++++ Source records ++++
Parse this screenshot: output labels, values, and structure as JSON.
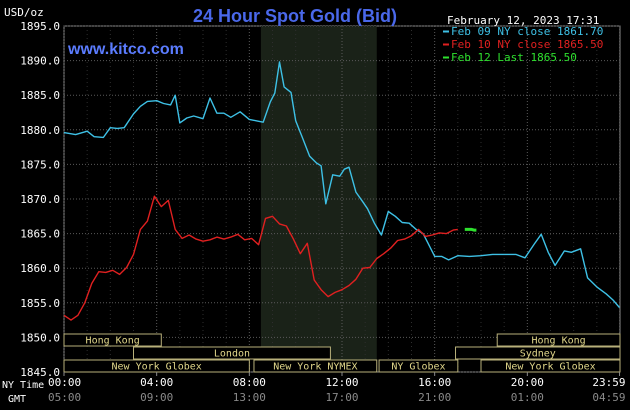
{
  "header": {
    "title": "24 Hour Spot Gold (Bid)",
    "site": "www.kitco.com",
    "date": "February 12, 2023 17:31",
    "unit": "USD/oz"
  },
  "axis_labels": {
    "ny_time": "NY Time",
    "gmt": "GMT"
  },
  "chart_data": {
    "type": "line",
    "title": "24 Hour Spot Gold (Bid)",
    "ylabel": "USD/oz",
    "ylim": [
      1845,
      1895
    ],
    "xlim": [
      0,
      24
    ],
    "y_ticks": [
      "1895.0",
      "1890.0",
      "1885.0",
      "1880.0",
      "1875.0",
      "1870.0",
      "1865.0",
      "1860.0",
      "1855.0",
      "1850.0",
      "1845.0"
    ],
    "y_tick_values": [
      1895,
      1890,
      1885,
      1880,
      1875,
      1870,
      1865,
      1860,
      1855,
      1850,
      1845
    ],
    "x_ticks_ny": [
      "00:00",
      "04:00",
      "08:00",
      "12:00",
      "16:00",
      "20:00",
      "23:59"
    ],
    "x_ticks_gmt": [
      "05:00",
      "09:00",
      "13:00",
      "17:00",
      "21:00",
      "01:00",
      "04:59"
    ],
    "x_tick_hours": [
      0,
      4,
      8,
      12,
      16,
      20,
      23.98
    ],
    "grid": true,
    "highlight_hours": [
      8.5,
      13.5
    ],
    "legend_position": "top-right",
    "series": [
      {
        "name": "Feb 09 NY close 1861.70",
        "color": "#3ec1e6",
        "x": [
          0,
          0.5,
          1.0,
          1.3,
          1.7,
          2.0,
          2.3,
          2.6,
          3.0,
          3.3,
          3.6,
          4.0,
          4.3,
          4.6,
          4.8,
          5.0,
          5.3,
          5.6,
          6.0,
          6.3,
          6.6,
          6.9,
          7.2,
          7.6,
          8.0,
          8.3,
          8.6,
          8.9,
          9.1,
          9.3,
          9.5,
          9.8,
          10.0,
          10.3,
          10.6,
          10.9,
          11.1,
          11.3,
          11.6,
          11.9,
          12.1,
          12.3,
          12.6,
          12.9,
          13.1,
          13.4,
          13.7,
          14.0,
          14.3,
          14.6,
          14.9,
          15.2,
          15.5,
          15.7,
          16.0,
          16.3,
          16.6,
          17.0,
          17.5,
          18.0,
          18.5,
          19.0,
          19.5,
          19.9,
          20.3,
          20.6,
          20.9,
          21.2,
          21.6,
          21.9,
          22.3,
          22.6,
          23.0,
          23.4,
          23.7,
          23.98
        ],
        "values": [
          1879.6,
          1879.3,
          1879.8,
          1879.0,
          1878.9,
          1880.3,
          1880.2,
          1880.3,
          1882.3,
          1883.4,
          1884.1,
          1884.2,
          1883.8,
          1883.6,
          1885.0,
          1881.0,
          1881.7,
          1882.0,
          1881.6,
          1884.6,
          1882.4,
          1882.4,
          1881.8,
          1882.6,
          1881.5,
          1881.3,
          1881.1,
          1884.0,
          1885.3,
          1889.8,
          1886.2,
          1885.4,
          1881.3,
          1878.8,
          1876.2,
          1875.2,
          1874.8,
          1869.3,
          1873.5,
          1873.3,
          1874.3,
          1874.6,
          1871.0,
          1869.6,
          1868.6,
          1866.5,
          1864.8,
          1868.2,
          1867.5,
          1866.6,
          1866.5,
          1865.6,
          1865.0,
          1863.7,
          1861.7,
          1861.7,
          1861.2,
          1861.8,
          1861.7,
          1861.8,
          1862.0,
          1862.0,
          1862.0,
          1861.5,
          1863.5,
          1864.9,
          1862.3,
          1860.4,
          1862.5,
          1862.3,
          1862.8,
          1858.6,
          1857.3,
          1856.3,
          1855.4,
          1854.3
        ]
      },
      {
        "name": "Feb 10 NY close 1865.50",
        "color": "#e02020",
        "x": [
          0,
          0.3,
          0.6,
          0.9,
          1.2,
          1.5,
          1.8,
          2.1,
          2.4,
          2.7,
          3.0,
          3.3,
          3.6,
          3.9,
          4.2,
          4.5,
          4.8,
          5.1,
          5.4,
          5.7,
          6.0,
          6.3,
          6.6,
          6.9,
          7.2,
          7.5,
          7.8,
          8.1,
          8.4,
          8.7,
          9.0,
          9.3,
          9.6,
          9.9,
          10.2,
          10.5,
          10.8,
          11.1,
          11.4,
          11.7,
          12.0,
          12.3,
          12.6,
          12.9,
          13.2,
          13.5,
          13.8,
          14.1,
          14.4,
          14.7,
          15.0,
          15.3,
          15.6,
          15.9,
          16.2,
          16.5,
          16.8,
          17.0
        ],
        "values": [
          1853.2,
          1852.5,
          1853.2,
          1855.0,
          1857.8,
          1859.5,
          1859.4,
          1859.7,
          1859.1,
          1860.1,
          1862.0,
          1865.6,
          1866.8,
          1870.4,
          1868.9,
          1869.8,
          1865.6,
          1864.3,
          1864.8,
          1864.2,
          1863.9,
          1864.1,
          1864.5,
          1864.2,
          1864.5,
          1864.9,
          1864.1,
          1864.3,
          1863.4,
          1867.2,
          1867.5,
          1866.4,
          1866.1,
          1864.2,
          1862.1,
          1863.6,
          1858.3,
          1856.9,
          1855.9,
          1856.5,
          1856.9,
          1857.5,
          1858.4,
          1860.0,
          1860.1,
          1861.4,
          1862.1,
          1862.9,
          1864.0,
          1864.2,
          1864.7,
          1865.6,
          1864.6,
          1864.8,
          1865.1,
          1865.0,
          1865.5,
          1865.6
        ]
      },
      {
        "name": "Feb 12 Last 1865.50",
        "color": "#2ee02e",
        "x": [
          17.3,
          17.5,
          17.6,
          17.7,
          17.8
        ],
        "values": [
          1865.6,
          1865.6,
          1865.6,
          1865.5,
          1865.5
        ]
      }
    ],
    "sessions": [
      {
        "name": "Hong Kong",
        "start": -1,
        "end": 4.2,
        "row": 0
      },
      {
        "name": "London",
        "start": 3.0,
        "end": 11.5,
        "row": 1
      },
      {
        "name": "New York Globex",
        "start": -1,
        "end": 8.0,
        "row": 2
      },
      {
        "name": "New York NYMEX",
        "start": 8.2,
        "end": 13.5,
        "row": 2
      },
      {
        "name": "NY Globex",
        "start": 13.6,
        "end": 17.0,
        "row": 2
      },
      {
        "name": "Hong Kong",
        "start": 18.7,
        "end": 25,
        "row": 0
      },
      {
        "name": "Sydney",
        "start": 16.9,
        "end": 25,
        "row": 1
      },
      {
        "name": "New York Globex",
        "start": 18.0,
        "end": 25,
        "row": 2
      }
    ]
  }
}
++++
++++ Source records ++++
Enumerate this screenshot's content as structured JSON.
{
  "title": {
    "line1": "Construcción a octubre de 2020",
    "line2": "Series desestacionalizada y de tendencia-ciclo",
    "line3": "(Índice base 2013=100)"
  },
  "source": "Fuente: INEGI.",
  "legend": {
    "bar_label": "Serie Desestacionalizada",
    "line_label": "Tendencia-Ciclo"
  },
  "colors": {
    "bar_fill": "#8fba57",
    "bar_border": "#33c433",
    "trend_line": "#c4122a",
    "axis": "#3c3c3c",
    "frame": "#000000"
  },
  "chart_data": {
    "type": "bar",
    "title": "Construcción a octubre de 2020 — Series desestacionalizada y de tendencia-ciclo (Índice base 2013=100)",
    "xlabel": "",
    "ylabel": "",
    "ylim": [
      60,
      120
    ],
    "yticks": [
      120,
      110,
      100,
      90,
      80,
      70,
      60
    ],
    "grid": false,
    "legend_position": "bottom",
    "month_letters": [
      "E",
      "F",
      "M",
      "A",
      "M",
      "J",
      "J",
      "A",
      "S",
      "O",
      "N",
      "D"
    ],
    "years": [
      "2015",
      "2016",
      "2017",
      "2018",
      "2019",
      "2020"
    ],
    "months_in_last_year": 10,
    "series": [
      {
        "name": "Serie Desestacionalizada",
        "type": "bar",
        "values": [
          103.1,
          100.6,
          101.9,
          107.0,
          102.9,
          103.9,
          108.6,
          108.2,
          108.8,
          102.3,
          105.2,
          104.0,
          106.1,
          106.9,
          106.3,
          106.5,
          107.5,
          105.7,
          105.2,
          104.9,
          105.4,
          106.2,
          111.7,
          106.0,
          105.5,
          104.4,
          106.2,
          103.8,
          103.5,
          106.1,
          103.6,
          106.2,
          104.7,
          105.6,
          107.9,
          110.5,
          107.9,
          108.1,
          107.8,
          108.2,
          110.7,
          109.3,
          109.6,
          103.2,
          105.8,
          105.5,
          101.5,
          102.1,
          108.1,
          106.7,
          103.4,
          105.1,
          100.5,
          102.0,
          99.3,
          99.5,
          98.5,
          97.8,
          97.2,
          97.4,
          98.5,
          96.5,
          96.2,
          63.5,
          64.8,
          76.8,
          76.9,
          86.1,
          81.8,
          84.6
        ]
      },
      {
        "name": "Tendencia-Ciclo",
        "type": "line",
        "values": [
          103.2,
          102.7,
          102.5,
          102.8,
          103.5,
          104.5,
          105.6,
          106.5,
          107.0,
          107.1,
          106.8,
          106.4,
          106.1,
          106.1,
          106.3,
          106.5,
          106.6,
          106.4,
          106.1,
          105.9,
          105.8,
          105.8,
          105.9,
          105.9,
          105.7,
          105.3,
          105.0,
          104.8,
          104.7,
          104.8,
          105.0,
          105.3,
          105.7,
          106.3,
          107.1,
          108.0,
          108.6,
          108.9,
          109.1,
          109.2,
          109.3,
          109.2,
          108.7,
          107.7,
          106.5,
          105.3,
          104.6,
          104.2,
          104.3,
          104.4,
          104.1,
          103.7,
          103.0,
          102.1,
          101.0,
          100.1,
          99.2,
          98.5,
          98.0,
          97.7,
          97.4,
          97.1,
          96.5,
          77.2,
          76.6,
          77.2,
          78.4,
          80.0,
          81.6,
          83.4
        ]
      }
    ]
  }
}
++++
Brief: From the data, collect all lines where the string "Índice" appears.

Reply:
    "line3": "(Índice base 2013=100)"
    "title": "Construcción a octubre de 2020 — Series desestacionalizada y de tendencia-ciclo (Índice base 2013=100)",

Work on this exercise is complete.